- **REQUEST**
Below are some records. Say how many of their lines include the string "PELAJARAN", giving only the number.

- **PROVIDED DATA**
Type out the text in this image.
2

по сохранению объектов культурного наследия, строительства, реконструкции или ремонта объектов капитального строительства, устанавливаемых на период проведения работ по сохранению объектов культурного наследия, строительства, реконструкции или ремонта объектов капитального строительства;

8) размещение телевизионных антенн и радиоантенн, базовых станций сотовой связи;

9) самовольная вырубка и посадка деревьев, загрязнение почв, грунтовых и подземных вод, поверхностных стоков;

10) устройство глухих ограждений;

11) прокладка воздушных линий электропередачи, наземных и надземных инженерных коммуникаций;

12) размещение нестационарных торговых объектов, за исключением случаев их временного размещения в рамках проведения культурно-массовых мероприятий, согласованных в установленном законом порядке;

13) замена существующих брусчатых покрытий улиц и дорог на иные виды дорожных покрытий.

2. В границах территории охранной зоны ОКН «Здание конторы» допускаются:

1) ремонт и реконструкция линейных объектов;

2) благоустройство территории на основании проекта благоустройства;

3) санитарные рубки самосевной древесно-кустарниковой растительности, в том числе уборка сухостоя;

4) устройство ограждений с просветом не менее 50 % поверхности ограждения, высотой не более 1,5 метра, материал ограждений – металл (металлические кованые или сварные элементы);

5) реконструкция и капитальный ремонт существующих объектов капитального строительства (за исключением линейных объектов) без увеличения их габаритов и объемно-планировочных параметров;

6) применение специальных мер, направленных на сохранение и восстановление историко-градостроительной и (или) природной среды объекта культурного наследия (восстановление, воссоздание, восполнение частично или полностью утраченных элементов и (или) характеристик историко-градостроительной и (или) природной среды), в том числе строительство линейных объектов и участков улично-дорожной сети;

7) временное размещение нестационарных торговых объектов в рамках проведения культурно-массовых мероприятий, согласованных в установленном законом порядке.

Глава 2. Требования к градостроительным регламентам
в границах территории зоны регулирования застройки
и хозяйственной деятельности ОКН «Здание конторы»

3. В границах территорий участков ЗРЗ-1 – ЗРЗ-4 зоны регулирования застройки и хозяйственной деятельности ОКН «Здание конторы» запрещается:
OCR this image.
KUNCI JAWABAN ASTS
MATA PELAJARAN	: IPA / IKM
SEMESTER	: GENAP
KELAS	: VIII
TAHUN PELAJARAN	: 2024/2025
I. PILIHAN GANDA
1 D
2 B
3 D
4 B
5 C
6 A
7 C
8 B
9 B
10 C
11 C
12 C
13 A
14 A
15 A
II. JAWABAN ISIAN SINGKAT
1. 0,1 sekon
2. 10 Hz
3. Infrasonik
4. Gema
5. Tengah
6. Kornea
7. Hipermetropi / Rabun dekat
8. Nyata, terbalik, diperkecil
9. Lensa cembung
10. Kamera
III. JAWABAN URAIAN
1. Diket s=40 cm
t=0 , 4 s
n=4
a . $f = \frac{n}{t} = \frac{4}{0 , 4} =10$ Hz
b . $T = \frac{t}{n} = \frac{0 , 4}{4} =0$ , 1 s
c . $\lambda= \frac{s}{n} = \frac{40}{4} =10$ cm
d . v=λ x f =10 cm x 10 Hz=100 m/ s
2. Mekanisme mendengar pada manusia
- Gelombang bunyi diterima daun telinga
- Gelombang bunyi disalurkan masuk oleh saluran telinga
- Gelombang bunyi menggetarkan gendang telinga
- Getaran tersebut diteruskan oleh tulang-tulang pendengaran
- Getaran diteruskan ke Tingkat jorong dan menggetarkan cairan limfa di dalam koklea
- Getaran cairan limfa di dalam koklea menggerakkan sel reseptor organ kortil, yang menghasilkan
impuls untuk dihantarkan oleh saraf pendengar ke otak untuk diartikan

- **EXERCISE RESPONSE**
2